### Dataset records
•••••
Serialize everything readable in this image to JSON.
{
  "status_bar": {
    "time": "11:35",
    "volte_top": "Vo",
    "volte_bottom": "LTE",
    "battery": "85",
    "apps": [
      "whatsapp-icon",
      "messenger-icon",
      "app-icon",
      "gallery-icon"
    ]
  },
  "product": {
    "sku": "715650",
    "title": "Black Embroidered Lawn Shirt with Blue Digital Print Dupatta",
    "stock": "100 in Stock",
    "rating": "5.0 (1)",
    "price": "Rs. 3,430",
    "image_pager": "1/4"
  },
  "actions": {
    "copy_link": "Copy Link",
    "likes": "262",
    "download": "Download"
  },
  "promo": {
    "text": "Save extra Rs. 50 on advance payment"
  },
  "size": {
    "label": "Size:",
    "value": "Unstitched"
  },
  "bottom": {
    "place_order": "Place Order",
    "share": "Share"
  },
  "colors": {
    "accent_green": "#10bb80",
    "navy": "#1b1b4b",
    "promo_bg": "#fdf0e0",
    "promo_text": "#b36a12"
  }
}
•••••
### Exercise goal
Give an exact repetition of all the material.

### Exercise solution
Serialize everything readable in this image to JSON.
{
  "status_bar": {
    "time": "11:35",
    "volte_top": "Vo",
    "volte_bottom": "LTE",
    "battery": "85",
    "apps": [
      "whatsapp-icon",
      "messenger-icon",
      "app-icon",
      "gallery-icon"
    ]
  },
  "product": {
    "sku": "715650",
    "title": "Black Embroidered Lawn Shirt with Blue Digital Print Dupatta",
    "stock": "100 in Stock",
    "rating": "5.0 (1)",
    "price": "Rs. 3,430",
    "image_pager": "1/4"
  },
  "actions": {
    "copy_link": "Copy Link",
    "likes": "262",
    "download": "Download"
  },
  "promo": {
    "text": "Save extra Rs. 50 on advance payment"
  },
  "size": {
    "label": "Size:",
    "value": "Unstitched"
  },
  "bottom": {
    "place_order": "Place Order",
    "share": "Share"
  },
  "colors": {
    "accent_green": "#10bb80",
    "navy": "#1b1b4b",
    "promo_bg": "#fdf0e0",
    "promo_text": "#b36a12"
  }
}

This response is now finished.